_What is being asked_
Copy out the lines of the material from the very first one through the line holding "category-select-value: 常用函数 [138,67,173,77]", inclusive, with no changes.

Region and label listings
════════════════
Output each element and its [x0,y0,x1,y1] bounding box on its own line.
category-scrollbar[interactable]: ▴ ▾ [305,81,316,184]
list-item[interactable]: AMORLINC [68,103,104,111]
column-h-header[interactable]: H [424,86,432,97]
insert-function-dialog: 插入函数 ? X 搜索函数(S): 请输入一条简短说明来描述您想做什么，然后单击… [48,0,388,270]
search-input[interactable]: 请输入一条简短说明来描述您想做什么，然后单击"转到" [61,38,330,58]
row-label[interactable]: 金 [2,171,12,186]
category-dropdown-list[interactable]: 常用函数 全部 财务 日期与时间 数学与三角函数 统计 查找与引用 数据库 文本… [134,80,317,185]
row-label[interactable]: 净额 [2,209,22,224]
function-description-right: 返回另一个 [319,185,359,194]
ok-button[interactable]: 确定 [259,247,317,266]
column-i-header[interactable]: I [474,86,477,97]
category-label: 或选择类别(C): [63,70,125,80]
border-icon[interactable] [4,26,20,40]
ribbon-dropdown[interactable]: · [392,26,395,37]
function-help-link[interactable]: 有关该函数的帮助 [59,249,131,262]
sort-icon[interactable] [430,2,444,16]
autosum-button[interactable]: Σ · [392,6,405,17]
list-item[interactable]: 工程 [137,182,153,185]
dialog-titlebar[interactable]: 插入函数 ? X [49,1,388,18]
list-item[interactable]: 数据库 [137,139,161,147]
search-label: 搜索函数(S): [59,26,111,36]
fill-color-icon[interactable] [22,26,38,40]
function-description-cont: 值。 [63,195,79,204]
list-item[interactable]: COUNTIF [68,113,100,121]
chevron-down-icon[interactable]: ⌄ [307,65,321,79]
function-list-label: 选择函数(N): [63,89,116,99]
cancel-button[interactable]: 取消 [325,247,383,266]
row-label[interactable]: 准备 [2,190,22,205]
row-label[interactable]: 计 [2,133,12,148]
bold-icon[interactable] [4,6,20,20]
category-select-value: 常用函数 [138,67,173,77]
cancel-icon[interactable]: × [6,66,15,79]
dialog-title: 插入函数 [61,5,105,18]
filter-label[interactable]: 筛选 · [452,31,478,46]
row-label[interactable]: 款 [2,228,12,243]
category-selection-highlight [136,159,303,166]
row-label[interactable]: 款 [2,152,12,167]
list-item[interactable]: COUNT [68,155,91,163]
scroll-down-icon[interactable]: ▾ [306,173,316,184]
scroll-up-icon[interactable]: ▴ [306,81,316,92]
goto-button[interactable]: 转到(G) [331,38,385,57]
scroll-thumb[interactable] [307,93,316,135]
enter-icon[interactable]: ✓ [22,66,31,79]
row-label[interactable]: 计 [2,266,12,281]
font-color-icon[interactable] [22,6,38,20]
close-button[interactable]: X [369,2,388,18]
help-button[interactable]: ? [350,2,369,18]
════════════════
_Task output_
Output each element and its [x0,y0,x1,y1] bounding box on its own line.
category-scrollbar[interactable]: ▴ ▾ [305,81,316,184]
list-item[interactable]: AMORLINC [68,103,104,111]
column-h-header[interactable]: H [424,86,432,97]
insert-function-dialog: 插入函数 ? X 搜索函数(S): 请输入一条简短说明来描述您想做什么，然后单击… [48,0,388,270]
search-input[interactable]: 请输入一条简短说明来描述您想做什么，然后单击"转到" [61,38,330,58]
row-label[interactable]: 金 [2,171,12,186]
category-dropdown-list[interactable]: 常用函数 全部 财务 日期与时间 数学与三角函数 统计 查找与引用 数据库 文本… [134,80,317,185]
row-label[interactable]: 净额 [2,209,22,224]
function-description-right: 返回另一个 [319,185,359,194]
ok-button[interactable]: 确定 [259,247,317,266]
column-i-header[interactable]: I [474,86,477,97]
category-label: 或选择类别(C): [63,70,125,80]
border-icon[interactable] [4,26,20,40]
ribbon-dropdown[interactable]: · [392,26,395,37]
function-help-link[interactable]: 有关该函数的帮助 [59,249,131,262]
sort-icon[interactable] [430,2,444,16]
autosum-button[interactable]: Σ · [392,6,405,17]
list-item[interactable]: 工程 [137,182,153,185]
dialog-titlebar[interactable]: 插入函数 ? X [49,1,388,18]
list-item[interactable]: 数据库 [137,139,161,147]
search-label: 搜索函数(S): [59,26,111,36]
fill-color-icon[interactable] [22,26,38,40]
function-description-cont: 值。 [63,195,79,204]
list-item[interactable]: COUNTIF [68,113,100,121]
chevron-down-icon[interactable]: ⌄ [307,65,321,79]
function-list-label: 选择函数(N): [63,89,116,99]
cancel-button[interactable]: 取消 [325,247,383,266]
row-label[interactable]: 准备 [2,190,22,205]
row-label[interactable]: 计 [2,133,12,148]
bold-icon[interactable] [4,6,20,20]
category-select-value: 常用函数 [138,67,173,77]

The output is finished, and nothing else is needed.